_Goal_
Retype the records below word for word and omit any image.
"""
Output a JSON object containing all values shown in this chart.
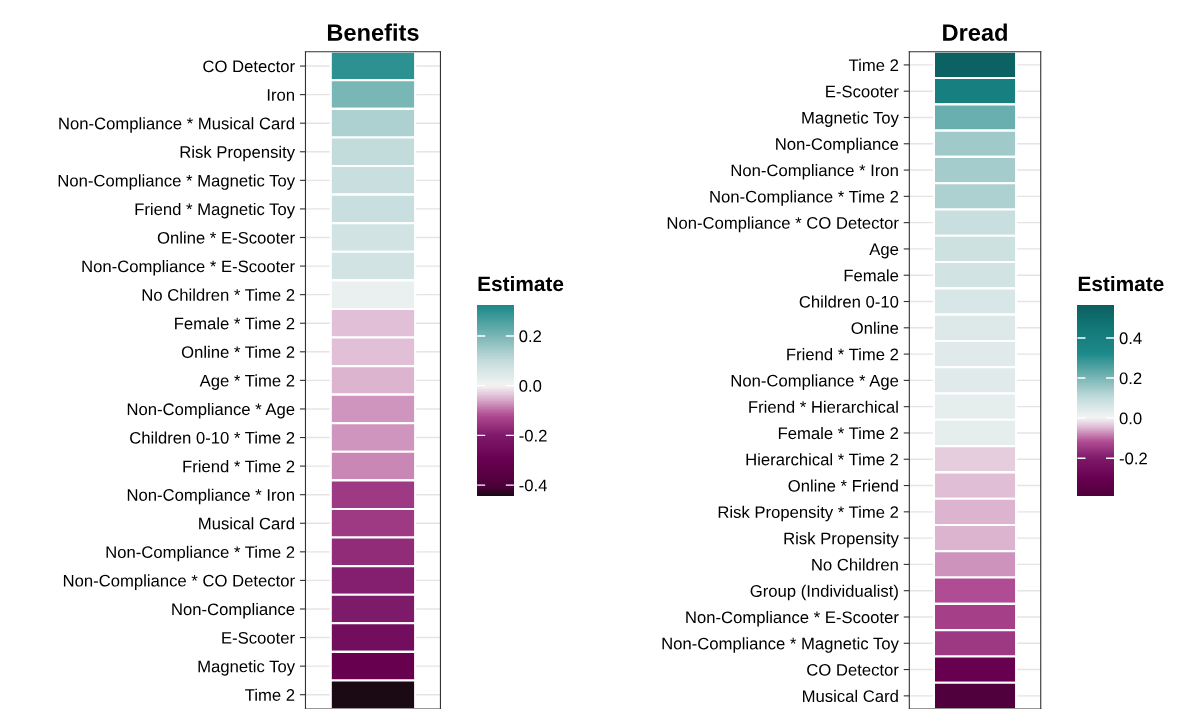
{
  "chart_data": [
    {
      "type": "heatmap",
      "title": "Benefits",
      "clabel": "Estimate",
      "categories": [
        null
      ],
      "grid": "y",
      "tick_labels": "y",
      "y_categories": [
        "CO Detector",
        "Iron",
        "Non-Compliance * Musical Card",
        "Risk Propensity",
        "Non-Compliance * Magnetic Toy",
        "Friend * Magnetic Toy",
        "Online * E-Scooter",
        "Non-Compliance * E-Scooter",
        "No Children * Time 2",
        "Female * Time 2",
        "Online * Time 2",
        "Age * Time 2",
        "Non-Compliance * Age",
        "Children 0-10 * Time 2",
        "Friend * Time 2",
        "Non-Compliance * Iron",
        "Musical Card",
        "Non-Compliance * Time 2",
        "Non-Compliance * CO Detector",
        "Non-Compliance",
        "E-Scooter",
        "Magnetic Toy",
        "Time 2"
      ],
      "cells": [
        [
          0.3
        ],
        [
          0.2
        ],
        [
          0.13
        ],
        [
          0.1
        ],
        [
          0.09
        ],
        [
          0.09
        ],
        [
          0.07
        ],
        [
          0.07
        ],
        [
          0.02
        ],
        [
          -0.04
        ],
        [
          -0.04
        ],
        [
          -0.05
        ],
        [
          -0.07
        ],
        [
          -0.07
        ],
        [
          -0.08
        ],
        [
          -0.15
        ],
        [
          -0.15
        ],
        [
          -0.17
        ],
        [
          -0.19
        ],
        [
          -0.2
        ],
        [
          -0.25
        ],
        [
          -0.3
        ],
        [
          -0.44
        ]
      ],
      "clim": [
        -0.445,
        0.325
      ],
      "cticks": [
        -0.4,
        -0.2,
        {
          "value": 0,
          "label": "0.0"
        },
        0.2
      ]
    },
    {
      "type": "heatmap",
      "title": "Dread",
      "clabel": "Estimate",
      "categories": [
        null
      ],
      "grid": "y",
      "tick_labels": "y",
      "y_categories": [
        "Time 2",
        "E-Scooter",
        "Magnetic Toy",
        "Non-Compliance",
        "Non-Compliance * Iron",
        "Non-Compliance * Time 2",
        "Non-Compliance * CO Detector",
        "Age",
        "Female",
        "Children 0-10",
        "Online",
        "Friend * Time 2",
        "Non-Compliance * Age",
        "Friend * Hierarchical",
        "Female * Time 2",
        "Hierarchical * Time 2",
        "Online * Friend",
        "Risk Propensity * Time 2",
        "Risk Propensity",
        "No Children",
        "Group (Individualist)",
        "Non-Compliance * E-Scooter",
        "Non-Compliance * Magnetic Toy",
        "CO Detector",
        "Musical Card"
      ],
      "cells": [
        [
          0.55
        ],
        [
          0.4
        ],
        [
          0.22
        ],
        [
          0.15
        ],
        [
          0.14
        ],
        [
          0.13
        ],
        [
          0.09
        ],
        [
          0.08
        ],
        [
          0.07
        ],
        [
          0.06
        ],
        [
          0.05
        ],
        [
          0.04
        ],
        [
          0.04
        ],
        [
          0.03
        ],
        [
          0.03
        ],
        [
          -0.03
        ],
        [
          -0.04
        ],
        [
          -0.05
        ],
        [
          -0.05
        ],
        [
          -0.07
        ],
        [
          -0.12
        ],
        [
          -0.14
        ],
        [
          -0.15
        ],
        [
          -0.3
        ],
        [
          -0.38
        ]
      ],
      "clim": [
        -0.39,
        0.565
      ],
      "cticks": [
        -0.2,
        {
          "value": 0,
          "label": "0.0"
        },
        0.2,
        0.4
      ]
    }
  ]
}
"""
_Task answer_
Output a JSON object containing all values shown in this chart.
{
  "chart_data": [
    {
      "type": "heatmap",
      "title": "Benefits",
      "clabel": "Estimate",
      "categories": [
        null
      ],
      "grid": "y",
      "tick_labels": "y",
      "y_categories": [
        "CO Detector",
        "Iron",
        "Non-Compliance * Musical Card",
        "Risk Propensity",
        "Non-Compliance * Magnetic Toy",
        "Friend * Magnetic Toy",
        "Online * E-Scooter",
        "Non-Compliance * E-Scooter",
        "No Children * Time 2",
        "Female * Time 2",
        "Online * Time 2",
        "Age * Time 2",
        "Non-Compliance * Age",
        "Children 0-10 * Time 2",
        "Friend * Time 2",
        "Non-Compliance * Iron",
        "Musical Card",
        "Non-Compliance * Time 2",
        "Non-Compliance * CO Detector",
        "Non-Compliance",
        "E-Scooter",
        "Magnetic Toy",
        "Time 2"
      ],
      "cells": [
        [
          0.3
        ],
        [
          0.2
        ],
        [
          0.13
        ],
        [
          0.1
        ],
        [
          0.09
        ],
        [
          0.09
        ],
        [
          0.07
        ],
        [
          0.07
        ],
        [
          0.02
        ],
        [
          -0.04
        ],
        [
          -0.04
        ],
        [
          -0.05
        ],
        [
          -0.07
        ],
        [
          -0.07
        ],
        [
          -0.08
        ],
        [
          -0.15
        ],
        [
          -0.15
        ],
        [
          -0.17
        ],
        [
          -0.19
        ],
        [
          -0.2
        ],
        [
          -0.25
        ],
        [
          -0.3
        ],
        [
          -0.44
        ]
      ],
      "clim": [
        -0.445,
        0.325
      ],
      "cticks": [
        -0.4,
        -0.2,
        {
          "value": 0,
          "label": "0.0"
        },
        0.2
      ]
    },
    {
      "type": "heatmap",
      "title": "Dread",
      "clabel": "Estimate",
      "categories": [
        null
      ],
      "grid": "y",
      "tick_labels": "y",
      "y_categories": [
        "Time 2",
        "E-Scooter",
        "Magnetic Toy",
        "Non-Compliance",
        "Non-Compliance * Iron",
        "Non-Compliance * Time 2",
        "Non-Compliance * CO Detector",
        "Age",
        "Female",
        "Children 0-10",
        "Online",
        "Friend * Time 2",
        "Non-Compliance * Age",
        "Friend * Hierarchical",
        "Female * Time 2",
        "Hierarchical * Time 2",
        "Online * Friend",
        "Risk Propensity * Time 2",
        "Risk Propensity",
        "No Children",
        "Group (Individualist)",
        "Non-Compliance * E-Scooter",
        "Non-Compliance * Magnetic Toy",
        "CO Detector",
        "Musical Card"
      ],
      "cells": [
        [
          0.55
        ],
        [
          0.4
        ],
        [
          0.22
        ],
        [
          0.15
        ],
        [
          0.14
        ],
        [
          0.13
        ],
        [
          0.09
        ],
        [
          0.08
        ],
        [
          0.07
        ],
        [
          0.06
        ],
        [
          0.05
        ],
        [
          0.04
        ],
        [
          0.04
        ],
        [
          0.03
        ],
        [
          0.03
        ],
        [
          -0.03
        ],
        [
          -0.04
        ],
        [
          -0.05
        ],
        [
          -0.05
        ],
        [
          -0.07
        ],
        [
          -0.12
        ],
        [
          -0.14
        ],
        [
          -0.15
        ],
        [
          -0.3
        ],
        [
          -0.38
        ]
      ],
      "clim": [
        -0.39,
        0.565
      ],
      "cticks": [
        -0.2,
        {
          "value": 0,
          "label": "0.0"
        },
        0.2,
        0.4
      ]
    }
  ]
}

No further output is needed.